* Exercise data:
* * * * * * *
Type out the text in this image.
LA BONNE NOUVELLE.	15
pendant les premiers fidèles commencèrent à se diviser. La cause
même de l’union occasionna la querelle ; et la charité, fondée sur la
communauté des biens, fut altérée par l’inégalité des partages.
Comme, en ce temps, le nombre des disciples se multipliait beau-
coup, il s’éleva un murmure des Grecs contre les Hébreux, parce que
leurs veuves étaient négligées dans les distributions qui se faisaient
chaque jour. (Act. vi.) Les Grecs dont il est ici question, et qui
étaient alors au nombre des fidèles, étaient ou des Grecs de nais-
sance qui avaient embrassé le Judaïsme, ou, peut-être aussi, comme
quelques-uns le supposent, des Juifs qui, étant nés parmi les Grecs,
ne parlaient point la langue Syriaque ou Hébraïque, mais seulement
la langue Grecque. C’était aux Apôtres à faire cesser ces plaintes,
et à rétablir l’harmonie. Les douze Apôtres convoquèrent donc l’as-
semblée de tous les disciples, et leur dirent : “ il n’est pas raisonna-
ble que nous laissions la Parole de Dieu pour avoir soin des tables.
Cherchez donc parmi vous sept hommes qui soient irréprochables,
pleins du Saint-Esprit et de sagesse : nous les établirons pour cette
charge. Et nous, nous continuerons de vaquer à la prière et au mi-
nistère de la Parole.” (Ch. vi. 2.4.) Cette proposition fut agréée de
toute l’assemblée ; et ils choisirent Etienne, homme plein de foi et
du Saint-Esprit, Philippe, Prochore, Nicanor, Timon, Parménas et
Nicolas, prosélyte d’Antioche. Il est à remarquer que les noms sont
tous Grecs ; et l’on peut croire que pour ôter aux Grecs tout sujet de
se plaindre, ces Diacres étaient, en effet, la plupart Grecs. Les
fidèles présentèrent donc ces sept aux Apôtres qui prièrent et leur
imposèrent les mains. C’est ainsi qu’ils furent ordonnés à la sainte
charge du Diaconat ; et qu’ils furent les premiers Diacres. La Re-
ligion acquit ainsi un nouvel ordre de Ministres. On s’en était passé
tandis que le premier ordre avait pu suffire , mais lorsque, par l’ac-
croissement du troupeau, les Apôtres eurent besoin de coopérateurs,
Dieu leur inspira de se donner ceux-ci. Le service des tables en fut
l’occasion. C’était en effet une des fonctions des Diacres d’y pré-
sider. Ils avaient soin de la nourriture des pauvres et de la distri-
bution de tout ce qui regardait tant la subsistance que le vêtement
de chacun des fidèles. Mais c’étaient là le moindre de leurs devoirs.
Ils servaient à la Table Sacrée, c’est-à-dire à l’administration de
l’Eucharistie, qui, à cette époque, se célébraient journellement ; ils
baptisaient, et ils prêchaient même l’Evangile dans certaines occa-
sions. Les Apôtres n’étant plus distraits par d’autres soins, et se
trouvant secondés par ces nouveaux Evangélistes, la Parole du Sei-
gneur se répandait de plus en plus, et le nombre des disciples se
* * * * * * *
* Given problem: Using the records above, copy each line that contains "ainsi".

* Finished task:
imposèrent les mains. C’est ainsi qu’ils furent ordonnés à la sainte
ligion acquit ainsi un nouvel ordre de Ministres. On s’en était passé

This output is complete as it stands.